**PROVIDED DATA**
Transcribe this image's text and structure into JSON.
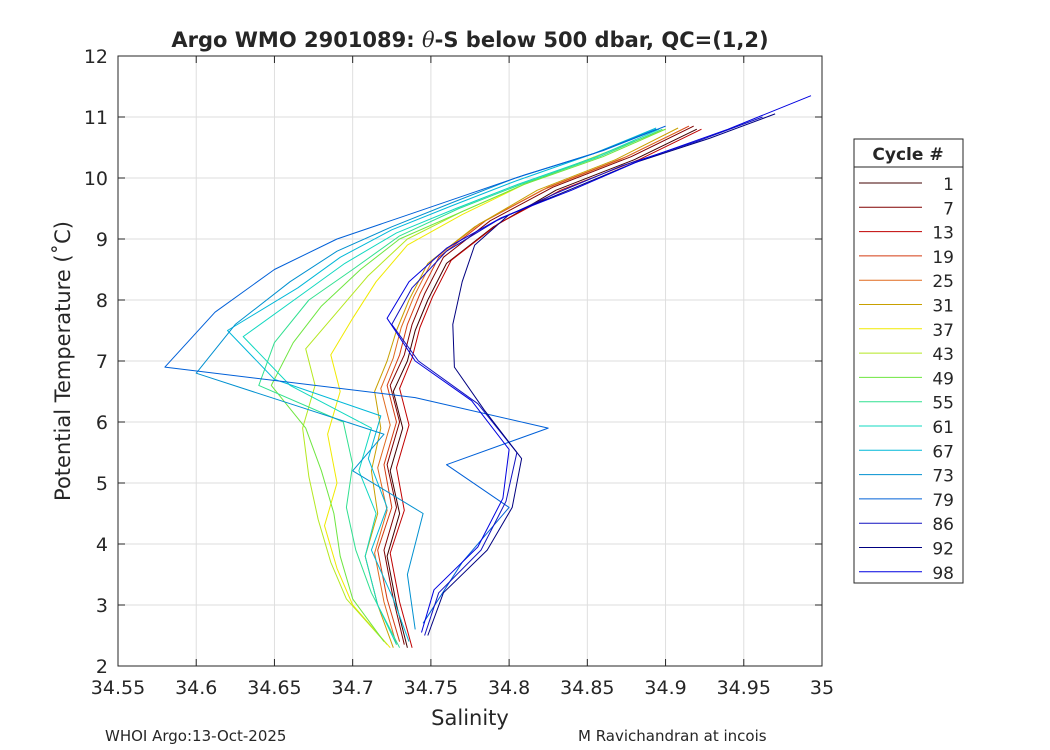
{
  "chart_data": {
    "type": "line",
    "title_prefix": "Argo WMO 2901089: ",
    "title_theta": "θ",
    "title_suffix": "-S below 500 dbar,  QC=(1,2)",
    "xlabel": "Salinity",
    "ylabel": "Potential Temperature (˚C)",
    "xlim": [
      34.55,
      35.0
    ],
    "ylim": [
      2,
      12
    ],
    "xticks": [
      34.55,
      34.6,
      34.65,
      34.7,
      34.75,
      34.8,
      34.85,
      34.9,
      34.95,
      35.0
    ],
    "xtick_labels": [
      "34.55",
      "34.6",
      "34.65",
      "34.7",
      "34.75",
      "34.8",
      "34.85",
      "34.9",
      "34.95",
      "35"
    ],
    "yticks": [
      2,
      3,
      4,
      5,
      6,
      7,
      8,
      9,
      10,
      11,
      12
    ],
    "ytick_labels": [
      "2",
      "3",
      "4",
      "5",
      "6",
      "7",
      "8",
      "9",
      "10",
      "11",
      "12"
    ],
    "grid": true,
    "legend": {
      "title": "Cycle #",
      "position": "right",
      "entries": [
        {
          "label": "1",
          "color": "#400000"
        },
        {
          "label": "7",
          "color": "#800000"
        },
        {
          "label": "13",
          "color": "#c00000"
        },
        {
          "label": "19",
          "color": "#d43a10"
        },
        {
          "label": "25",
          "color": "#e06a1e"
        },
        {
          "label": "31",
          "color": "#c8a000"
        },
        {
          "label": "37",
          "color": "#f0ea00"
        },
        {
          "label": "43",
          "color": "#b4e820"
        },
        {
          "label": "49",
          "color": "#6ee640"
        },
        {
          "label": "55",
          "color": "#30e090"
        },
        {
          "label": "61",
          "color": "#10d8c0"
        },
        {
          "label": "67",
          "color": "#00b8d8"
        },
        {
          "label": "73",
          "color": "#0090d0"
        },
        {
          "label": "79",
          "color": "#0060d8"
        },
        {
          "label": "86",
          "color": "#1010c0"
        },
        {
          "label": "92",
          "color": "#000080"
        },
        {
          "label": "98",
          "color": "#0000e0"
        }
      ]
    },
    "series": [
      {
        "name": "1",
        "color": "#400000",
        "s": [
          34.735,
          34.728,
          34.722,
          34.73,
          34.724,
          34.732,
          34.726,
          34.735,
          34.74,
          34.748,
          34.76,
          34.79,
          34.83,
          34.88,
          34.92
        ],
        "t": [
          2.3,
          3.0,
          3.8,
          4.5,
          5.2,
          5.9,
          6.5,
          7.0,
          7.5,
          8.0,
          8.6,
          9.2,
          9.8,
          10.3,
          10.8
        ]
      },
      {
        "name": "7",
        "color": "#800000",
        "s": [
          34.733,
          34.726,
          34.72,
          34.728,
          34.722,
          34.73,
          34.724,
          34.733,
          34.738,
          34.746,
          34.758,
          34.788,
          34.828,
          34.878,
          34.918
        ],
        "t": [
          2.35,
          3.1,
          3.9,
          4.6,
          5.3,
          6.0,
          6.6,
          7.1,
          7.6,
          8.1,
          8.7,
          9.3,
          9.85,
          10.35,
          10.85
        ]
      },
      {
        "name": "13",
        "color": "#c00000",
        "s": [
          34.738,
          34.73,
          34.724,
          34.733,
          34.728,
          34.736,
          34.73,
          34.738,
          34.743,
          34.751,
          34.763,
          34.793,
          34.833,
          34.883,
          34.923
        ],
        "t": [
          2.3,
          3.05,
          3.85,
          4.55,
          5.25,
          5.95,
          6.55,
          7.05,
          7.55,
          8.05,
          8.65,
          9.25,
          9.8,
          10.3,
          10.8
        ]
      },
      {
        "name": "19",
        "color": "#d43a10",
        "s": [
          34.73,
          34.722,
          34.716,
          34.725,
          34.72,
          34.728,
          34.722,
          34.73,
          34.735,
          34.743,
          34.755,
          34.785,
          34.825,
          34.875,
          34.915
        ],
        "t": [
          2.4,
          3.1,
          3.9,
          4.6,
          5.3,
          6.0,
          6.6,
          7.1,
          7.6,
          8.1,
          8.7,
          9.3,
          9.85,
          10.35,
          10.85
        ]
      },
      {
        "name": "25",
        "color": "#e06a1e",
        "s": [
          34.728,
          34.72,
          34.714,
          34.722,
          34.716,
          34.724,
          34.718,
          34.726,
          34.731,
          34.739,
          34.751,
          34.781,
          34.821,
          34.871,
          34.911
        ],
        "t": [
          2.35,
          3.05,
          3.85,
          4.55,
          5.25,
          5.95,
          6.55,
          7.05,
          7.55,
          8.05,
          8.65,
          9.25,
          9.8,
          10.3,
          10.8
        ]
      },
      {
        "name": "31",
        "color": "#c8a000",
        "s": [
          34.726,
          34.716,
          34.708,
          34.716,
          34.712,
          34.718,
          34.714,
          34.722,
          34.728,
          34.736,
          34.748,
          34.778,
          34.818,
          34.868,
          34.908
        ],
        "t": [
          2.3,
          3.0,
          3.8,
          4.5,
          5.2,
          5.9,
          6.5,
          7.0,
          7.5,
          8.0,
          8.6,
          9.2,
          9.8,
          10.3,
          10.82
        ]
      },
      {
        "name": "37",
        "color": "#f0ea00",
        "s": [
          34.724,
          34.7,
          34.69,
          34.682,
          34.69,
          34.684,
          34.692,
          34.686,
          34.7,
          34.715,
          34.735,
          34.77,
          34.81,
          34.86,
          34.9
        ],
        "t": [
          2.3,
          3.0,
          3.6,
          4.3,
          5.0,
          5.8,
          6.5,
          7.1,
          7.7,
          8.3,
          8.9,
          9.4,
          9.9,
          10.4,
          10.8
        ]
      },
      {
        "name": "43",
        "color": "#b4e820",
        "s": [
          34.722,
          34.696,
          34.686,
          34.678,
          34.672,
          34.668,
          34.676,
          34.67,
          34.69,
          34.71,
          34.735,
          34.77,
          34.81,
          34.86,
          34.9
        ],
        "t": [
          2.35,
          3.1,
          3.7,
          4.4,
          5.1,
          5.9,
          6.6,
          7.2,
          7.8,
          8.4,
          9.0,
          9.45,
          9.9,
          10.4,
          10.8
        ]
      },
      {
        "name": "49",
        "color": "#6ee640",
        "s": [
          34.72,
          34.7,
          34.692,
          34.688,
          34.68,
          34.67,
          34.648,
          34.662,
          34.68,
          34.705,
          34.73,
          34.77,
          34.81,
          34.86,
          34.9
        ],
        "t": [
          2.4,
          3.1,
          3.8,
          4.5,
          5.2,
          5.9,
          6.6,
          7.3,
          7.9,
          8.5,
          9.0,
          9.45,
          9.9,
          10.35,
          10.8
        ]
      },
      {
        "name": "55",
        "color": "#30e090",
        "s": [
          34.73,
          34.712,
          34.702,
          34.696,
          34.7,
          34.694,
          34.64,
          34.65,
          34.672,
          34.7,
          34.73,
          34.768,
          34.808,
          34.858,
          34.898
        ],
        "t": [
          2.3,
          3.2,
          3.9,
          4.6,
          5.3,
          6.0,
          6.6,
          7.3,
          8.0,
          8.5,
          9.05,
          9.5,
          9.9,
          10.35,
          10.8
        ]
      },
      {
        "name": "61",
        "color": "#10d8c0",
        "s": [
          34.728,
          34.716,
          34.708,
          34.715,
          34.704,
          34.712,
          34.66,
          34.63,
          34.668,
          34.695,
          34.728,
          34.766,
          34.806,
          34.856,
          34.896
        ],
        "t": [
          2.35,
          3.0,
          3.8,
          4.5,
          5.2,
          5.9,
          6.6,
          7.4,
          8.1,
          8.6,
          9.1,
          9.5,
          9.9,
          10.35,
          10.8
        ]
      },
      {
        "name": "67",
        "color": "#00b8d8",
        "s": [
          34.736,
          34.726,
          34.712,
          34.722,
          34.71,
          34.718,
          34.65,
          34.62,
          34.665,
          34.692,
          34.725,
          34.764,
          34.804,
          34.854,
          34.894
        ],
        "t": [
          2.4,
          3.1,
          3.9,
          4.6,
          5.4,
          6.1,
          6.7,
          7.5,
          8.2,
          8.7,
          9.15,
          9.55,
          9.95,
          10.4,
          10.82
        ]
      },
      {
        "name": "73",
        "color": "#0090d0",
        "s": [
          34.74,
          34.735,
          34.745,
          34.7,
          34.72,
          34.66,
          34.6,
          34.625,
          34.66,
          34.69,
          34.725,
          34.764,
          34.804,
          34.854,
          34.894
        ],
        "t": [
          2.6,
          3.5,
          4.5,
          5.2,
          5.8,
          6.3,
          6.8,
          7.6,
          8.3,
          8.8,
          9.2,
          9.6,
          10.0,
          10.4,
          10.8
        ]
      },
      {
        "name": "79",
        "color": "#0060d8",
        "s": [
          34.745,
          34.77,
          34.8,
          34.76,
          34.825,
          34.74,
          34.58,
          34.612,
          34.65,
          34.69,
          34.73,
          34.77,
          34.81,
          34.86,
          34.9
        ],
        "t": [
          2.7,
          3.7,
          4.6,
          5.3,
          5.9,
          6.4,
          6.9,
          7.8,
          8.5,
          9.0,
          9.35,
          9.7,
          10.05,
          10.45,
          10.85
        ]
      },
      {
        "name": "86",
        "color": "#1010c0",
        "s": [
          34.746,
          34.755,
          34.782,
          34.798,
          34.805,
          34.78,
          34.742,
          34.725,
          34.738,
          34.76,
          34.792,
          34.83,
          34.872,
          34.92,
          34.962
        ],
        "t": [
          2.5,
          3.2,
          3.9,
          4.7,
          5.5,
          6.3,
          7.0,
          7.6,
          8.2,
          8.8,
          9.3,
          9.75,
          10.2,
          10.6,
          11.0
        ]
      },
      {
        "name": "92",
        "color": "#000080",
        "s": [
          34.748,
          34.758,
          34.786,
          34.802,
          34.808,
          34.784,
          34.765,
          34.764,
          34.77,
          34.778,
          34.8,
          34.838,
          34.88,
          34.928,
          34.97
        ],
        "t": [
          2.5,
          3.2,
          3.9,
          4.6,
          5.4,
          6.2,
          6.9,
          7.6,
          8.3,
          8.9,
          9.4,
          9.8,
          10.25,
          10.65,
          11.05
        ]
      },
      {
        "name": "98",
        "color": "#0000e0",
        "s": [
          34.744,
          34.752,
          34.78,
          34.796,
          34.8,
          34.776,
          34.74,
          34.722,
          34.736,
          34.76,
          34.795,
          34.84,
          34.885,
          34.94,
          34.993
        ],
        "t": [
          2.55,
          3.25,
          3.95,
          4.75,
          5.55,
          6.35,
          7.0,
          7.7,
          8.3,
          8.85,
          9.35,
          9.8,
          10.3,
          10.8,
          11.35
        ]
      }
    ]
  },
  "footer": {
    "left": "WHOI Argo:13-Oct-2025",
    "right": "M Ravichandran at incois"
  }
}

**WHAT THE TASK ASKS**
Show each line in the entries that holds the string "right".

**TASK ANSWER**
      "position": "right",
    "right": "M Ravichandran at incois"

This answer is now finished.